Saved entries:

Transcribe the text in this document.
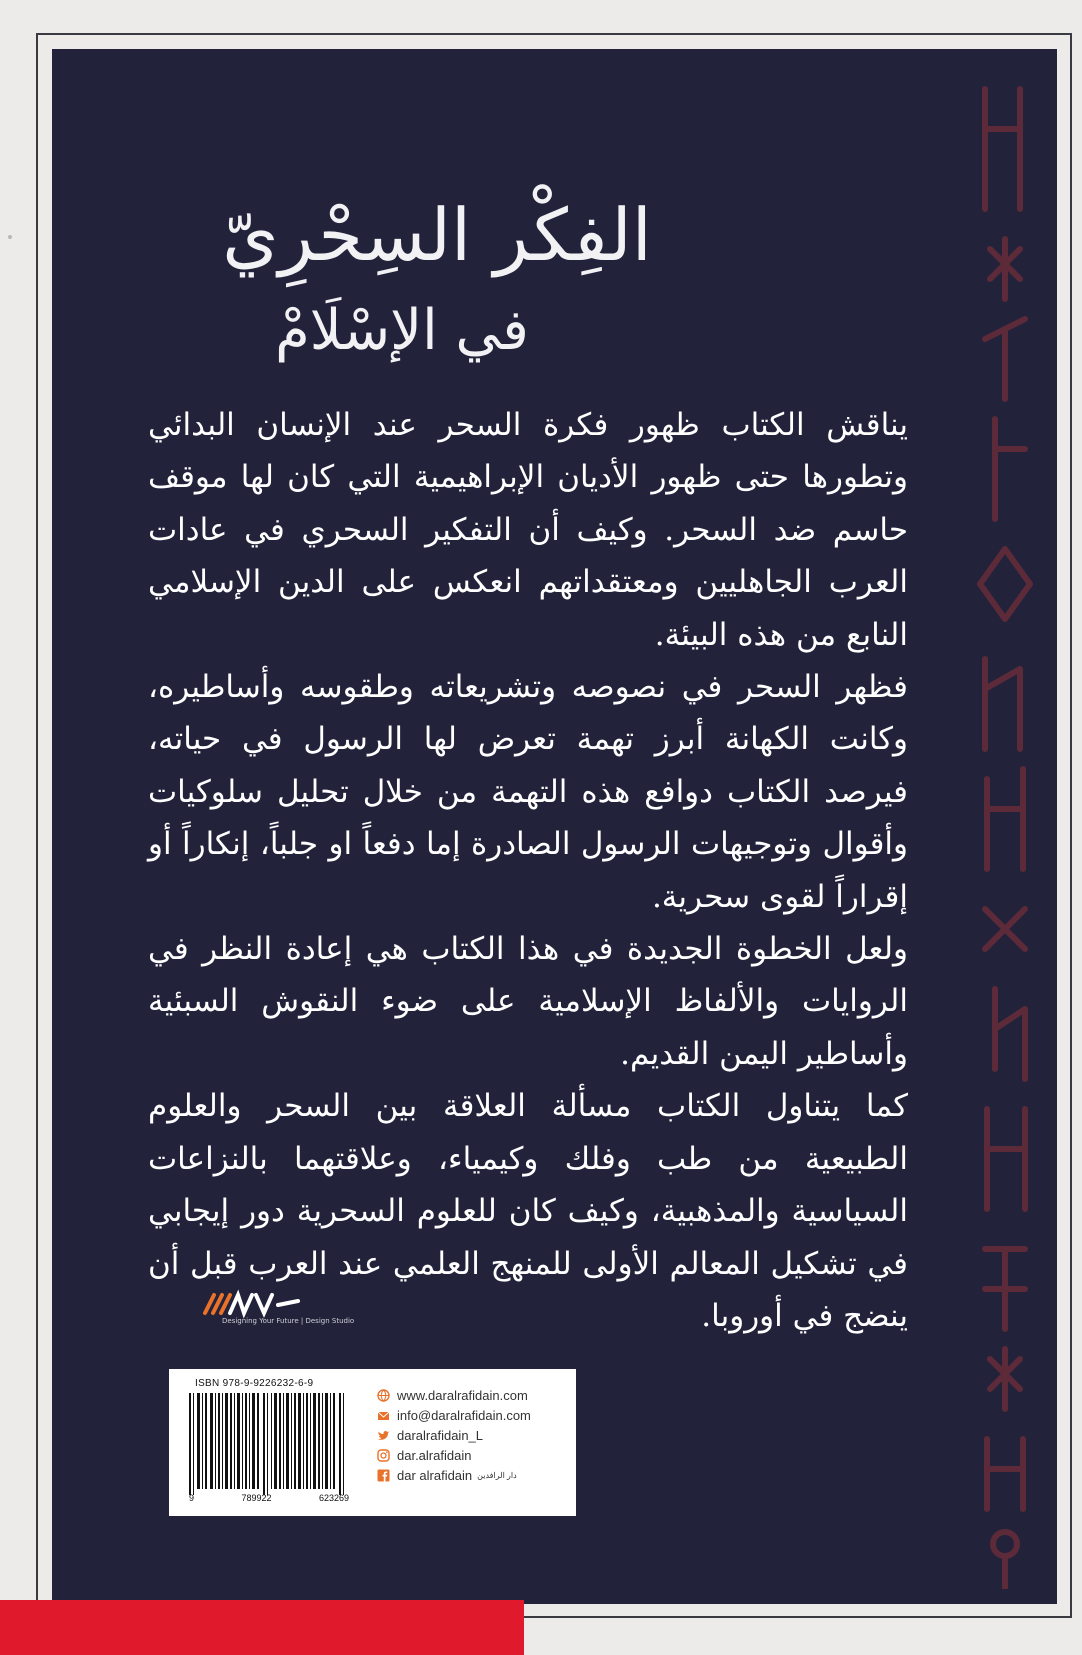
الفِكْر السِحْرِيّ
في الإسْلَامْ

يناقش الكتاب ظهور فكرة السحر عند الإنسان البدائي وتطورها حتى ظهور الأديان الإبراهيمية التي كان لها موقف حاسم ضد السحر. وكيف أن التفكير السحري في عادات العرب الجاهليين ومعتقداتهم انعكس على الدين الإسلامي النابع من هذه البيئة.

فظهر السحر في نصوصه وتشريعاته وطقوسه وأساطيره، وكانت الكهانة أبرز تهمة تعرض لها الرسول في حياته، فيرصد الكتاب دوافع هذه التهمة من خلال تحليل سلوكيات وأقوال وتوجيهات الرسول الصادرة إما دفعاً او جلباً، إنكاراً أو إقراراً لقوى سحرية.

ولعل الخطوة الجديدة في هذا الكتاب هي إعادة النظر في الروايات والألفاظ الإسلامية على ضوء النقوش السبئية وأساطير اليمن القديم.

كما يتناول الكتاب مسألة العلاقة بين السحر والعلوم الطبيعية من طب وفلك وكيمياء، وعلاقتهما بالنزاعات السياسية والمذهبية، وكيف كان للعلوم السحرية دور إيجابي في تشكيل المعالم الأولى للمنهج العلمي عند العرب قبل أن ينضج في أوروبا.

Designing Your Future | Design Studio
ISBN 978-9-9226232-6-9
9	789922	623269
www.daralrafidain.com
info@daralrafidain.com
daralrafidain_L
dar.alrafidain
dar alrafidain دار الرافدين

• **What this task involves**:
Show each line of the listing that holds the string "العرب".

• **Solution to the exercise**:
يناقش الكتاب ظهور فكرة السحر عند الإنسان البدائي وتطورها حتى ظهور الأديان الإبراهيمية التي كان لها موقف حاسم ضد السحر. وكيف أن التفكير السحري في عادات العرب الجاهليين ومعتقداتهم انعكس على الدين الإسلامي النابع من هذه البيئة.
كما يتناول الكتاب مسألة العلاقة بين السحر والعلوم الطبيعية من طب وفلك وكيمياء، وعلاقتهما بالنزاعات السياسية والمذهبية، وكيف كان للعلوم السحرية دور إيجابي في تشكيل المعالم الأولى للمنهج العلمي عند العرب قبل أن ينضج في أوروبا.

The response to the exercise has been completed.